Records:
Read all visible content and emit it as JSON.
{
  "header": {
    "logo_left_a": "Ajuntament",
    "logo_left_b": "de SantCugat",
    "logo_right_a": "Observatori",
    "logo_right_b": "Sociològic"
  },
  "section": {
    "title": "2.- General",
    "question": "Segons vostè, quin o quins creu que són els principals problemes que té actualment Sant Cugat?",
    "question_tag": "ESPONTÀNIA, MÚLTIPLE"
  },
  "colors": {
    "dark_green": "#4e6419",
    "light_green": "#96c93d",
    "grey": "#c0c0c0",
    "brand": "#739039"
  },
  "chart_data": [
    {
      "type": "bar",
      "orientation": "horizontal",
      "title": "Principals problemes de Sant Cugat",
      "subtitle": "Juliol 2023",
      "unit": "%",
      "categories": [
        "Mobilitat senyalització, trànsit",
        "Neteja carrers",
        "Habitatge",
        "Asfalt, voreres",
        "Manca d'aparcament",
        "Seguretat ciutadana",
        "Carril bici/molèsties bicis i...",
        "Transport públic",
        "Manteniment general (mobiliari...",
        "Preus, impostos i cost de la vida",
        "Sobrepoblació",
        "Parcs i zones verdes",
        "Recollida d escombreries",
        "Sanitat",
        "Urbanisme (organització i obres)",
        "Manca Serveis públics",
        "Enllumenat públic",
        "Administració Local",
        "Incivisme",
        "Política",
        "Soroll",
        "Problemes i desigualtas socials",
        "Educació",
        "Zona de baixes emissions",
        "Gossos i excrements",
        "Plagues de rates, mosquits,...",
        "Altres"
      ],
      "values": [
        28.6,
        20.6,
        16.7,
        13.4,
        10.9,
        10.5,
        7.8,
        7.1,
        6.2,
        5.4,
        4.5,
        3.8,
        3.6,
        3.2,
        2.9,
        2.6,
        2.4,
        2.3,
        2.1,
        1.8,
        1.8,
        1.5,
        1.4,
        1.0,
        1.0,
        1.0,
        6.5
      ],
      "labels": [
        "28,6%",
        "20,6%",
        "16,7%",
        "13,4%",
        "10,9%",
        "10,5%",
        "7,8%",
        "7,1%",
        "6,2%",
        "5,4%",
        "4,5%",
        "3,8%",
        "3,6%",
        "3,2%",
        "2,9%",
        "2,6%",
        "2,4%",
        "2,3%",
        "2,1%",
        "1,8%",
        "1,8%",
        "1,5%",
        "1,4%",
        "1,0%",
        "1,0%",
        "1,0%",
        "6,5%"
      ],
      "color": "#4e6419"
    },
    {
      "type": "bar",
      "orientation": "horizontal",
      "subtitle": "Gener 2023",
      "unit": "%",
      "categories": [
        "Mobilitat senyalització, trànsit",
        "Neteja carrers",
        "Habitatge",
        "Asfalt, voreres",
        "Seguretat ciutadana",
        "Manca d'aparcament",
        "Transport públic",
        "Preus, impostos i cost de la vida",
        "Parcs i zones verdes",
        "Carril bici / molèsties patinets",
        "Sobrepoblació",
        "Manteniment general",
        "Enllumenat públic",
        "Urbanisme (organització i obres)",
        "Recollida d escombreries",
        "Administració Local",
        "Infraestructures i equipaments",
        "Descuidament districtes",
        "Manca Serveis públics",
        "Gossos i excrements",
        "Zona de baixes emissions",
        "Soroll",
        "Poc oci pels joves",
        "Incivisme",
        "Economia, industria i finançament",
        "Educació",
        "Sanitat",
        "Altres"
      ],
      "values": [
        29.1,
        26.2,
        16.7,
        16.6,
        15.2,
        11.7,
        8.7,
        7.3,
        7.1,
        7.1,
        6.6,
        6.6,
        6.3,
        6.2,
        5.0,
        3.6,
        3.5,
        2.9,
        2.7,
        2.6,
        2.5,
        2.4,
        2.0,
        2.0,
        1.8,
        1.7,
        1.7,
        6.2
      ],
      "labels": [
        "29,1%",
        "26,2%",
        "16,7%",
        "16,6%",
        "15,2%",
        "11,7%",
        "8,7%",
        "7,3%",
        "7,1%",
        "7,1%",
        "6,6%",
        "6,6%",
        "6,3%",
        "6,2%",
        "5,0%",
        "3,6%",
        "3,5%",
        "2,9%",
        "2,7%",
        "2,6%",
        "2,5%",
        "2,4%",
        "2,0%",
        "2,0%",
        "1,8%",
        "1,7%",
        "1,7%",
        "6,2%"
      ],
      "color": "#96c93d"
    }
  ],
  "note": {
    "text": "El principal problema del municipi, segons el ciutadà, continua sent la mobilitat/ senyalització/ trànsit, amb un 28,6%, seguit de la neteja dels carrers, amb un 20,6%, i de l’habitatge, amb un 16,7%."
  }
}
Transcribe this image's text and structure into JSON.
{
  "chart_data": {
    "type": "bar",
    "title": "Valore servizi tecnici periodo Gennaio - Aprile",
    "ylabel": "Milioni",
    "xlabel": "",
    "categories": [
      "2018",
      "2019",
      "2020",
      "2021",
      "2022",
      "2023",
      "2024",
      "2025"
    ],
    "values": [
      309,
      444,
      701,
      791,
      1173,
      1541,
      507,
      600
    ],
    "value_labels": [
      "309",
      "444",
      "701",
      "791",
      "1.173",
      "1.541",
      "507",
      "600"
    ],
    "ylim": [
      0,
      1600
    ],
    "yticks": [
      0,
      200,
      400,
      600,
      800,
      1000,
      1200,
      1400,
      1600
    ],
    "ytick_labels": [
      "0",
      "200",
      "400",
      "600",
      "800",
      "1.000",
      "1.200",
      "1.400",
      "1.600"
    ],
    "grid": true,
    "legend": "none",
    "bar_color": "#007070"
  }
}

-- Problem to work on --
Please return the data above exactly as given.

-- Solution for this exercise --
Read all visible content and emit it as JSON.
{
  "header": {
    "logo_left_a": "Ajuntament",
    "logo_left_b": "de SantCugat",
    "logo_right_a": "Observatori",
    "logo_right_b": "Sociològic"
  },
  "section": {
    "title": "2.- General",
    "question": "Segons vostè, quin o quins creu que són els principals problemes que té actualment Sant Cugat?",
    "question_tag": "ESPONTÀNIA, MÚLTIPLE"
  },
  "colors": {
    "dark_green": "#4e6419",
    "light_green": "#96c93d",
    "grey": "#c0c0c0",
    "brand": "#739039"
  },
  "chart_data": [
    {
      "type": "bar",
      "orientation": "horizontal",
      "title": "Principals problemes de Sant Cugat",
      "subtitle": "Juliol 2023",
      "unit": "%",
      "categories": [
        "Mobilitat senyalització, trànsit",
        "Neteja carrers",
        "Habitatge",
        "Asfalt, voreres",
        "Manca d'aparcament",
        "Seguretat ciutadana",
        "Carril bici/molèsties bicis i...",
        "Transport públic",
        "Manteniment general (mobiliari...",
        "Preus, impostos i cost de la vida",
        "Sobrepoblació",
        "Parcs i zones verdes",
        "Recollida d escombreries",
        "Sanitat",
        "Urbanisme (organització i obres)",
        "Manca Serveis públics",
        "Enllumenat públic",
        "Administració Local",
        "Incivisme",
        "Política",
        "Soroll",
        "Problemes i desigualtas socials",
        "Educació",
        "Zona de baixes emissions",
        "Gossos i excrements",
        "Plagues de rates, mosquits,...",
        "Altres"
      ],
      "values": [
        28.6,
        20.6,
        16.7,
        13.4,
        10.9,
        10.5,
        7.8,
        7.1,
        6.2,
        5.4,
        4.5,
        3.8,
        3.6,
        3.2,
        2.9,
        2.6,
        2.4,
        2.3,
        2.1,
        1.8,
        1.8,
        1.5,
        1.4,
        1.0,
        1.0,
        1.0,
        6.5
      ],
      "labels": [
        "28,6%",
        "20,6%",
        "16,7%",
        "13,4%",
        "10,9%",
        "10,5%",
        "7,8%",
        "7,1%",
        "6,2%",
        "5,4%",
        "4,5%",
        "3,8%",
        "3,6%",
        "3,2%",
        "2,9%",
        "2,6%",
        "2,4%",
        "2,3%",
        "2,1%",
        "1,8%",
        "1,8%",
        "1,5%",
        "1,4%",
        "1,0%",
        "1,0%",
        "1,0%",
        "6,5%"
      ],
      "color": "#4e6419"
    },
    {
      "type": "bar",
      "orientation": "horizontal",
      "subtitle": "Gener 2023",
      "unit": "%",
      "categories": [
        "Mobilitat senyalització, trànsit",
        "Neteja carrers",
        "Habitatge",
        "Asfalt, voreres",
        "Seguretat ciutadana",
        "Manca d'aparcament",
        "Transport públic",
        "Preus, impostos i cost de la vida",
        "Parcs i zones verdes",
        "Carril bici / molèsties patinets",
        "Sobrepoblació",
        "Manteniment general",
        "Enllumenat públic",
        "Urbanisme (organització i obres)",
        "Recollida d escombreries",
        "Administració Local",
        "Infraestructures i equipaments",
        "Descuidament districtes",
        "Manca Serveis públics",
        "Gossos i excrements",
        "Zona de baixes emissions",
        "Soroll",
        "Poc oci pels joves",
        "Incivisme",
        "Economia, industria i finançament",
        "Educació",
        "Sanitat",
        "Altres"
      ],
      "values": [
        29.1,
        26.2,
        16.7,
        16.6,
        15.2,
        11.7,
        8.7,
        7.3,
        7.1,
        7.1,
        6.6,
        6.6,
        6.3,
        6.2,
        5.0,
        3.6,
        3.5,
        2.9,
        2.7,
        2.6,
        2.5,
        2.4,
        2.0,
        2.0,
        1.8,
        1.7,
        1.7,
        6.2
      ],
      "labels": [
        "29,1%",
        "26,2%",
        "16,7%",
        "16,6%",
        "15,2%",
        "11,7%",
        "8,7%",
        "7,3%",
        "7,1%",
        "7,1%",
        "6,6%",
        "6,6%",
        "6,3%",
        "6,2%",
        "5,0%",
        "3,6%",
        "3,5%",
        "2,9%",
        "2,7%",
        "2,6%",
        "2,5%",
        "2,4%",
        "2,0%",
        "2,0%",
        "1,8%",
        "1,7%",
        "1,7%",
        "6,2%"
      ],
      "color": "#96c93d"
    }
  ],
  "note": {
    "text": "El principal problema del municipi, segons el ciutadà, continua sent la mobilitat/ senyalització/ trànsit, amb un 28,6%, seguit de la neteja dels carrers, amb un 20,6%, i de l’habitatge, amb un 16,7%."
  }
}
Transcribe this image's text and structure into JSON.
{
  "chart_data": {
    "type": "bar",
    "title": "Valore servizi tecnici periodo Gennaio - Aprile",
    "ylabel": "Milioni",
    "xlabel": "",
    "categories": [
      "2018",
      "2019",
      "2020",
      "2021",
      "2022",
      "2023",
      "2024",
      "2025"
    ],
    "values": [
      309,
      444,
      701,
      791,
      1173,
      1541,
      507,
      600
    ],
    "value_labels": [
      "309",
      "444",
      "701",
      "791",
      "1.173",
      "1.541",
      "507",
      "600"
    ],
    "ylim": [
      0,
      1600
    ],
    "yticks": [
      0,
      200,
      400,
      600,
      800,
      1000,
      1200,
      1400,
      1600
    ],
    "ytick_labels": [
      "0",
      "200",
      "400",
      "600",
      "800",
      "1.000",
      "1.200",
      "1.400",
      "1.600"
    ],
    "grid": true,
    "legend": "none",
    "bar_color": "#007070"
  }
}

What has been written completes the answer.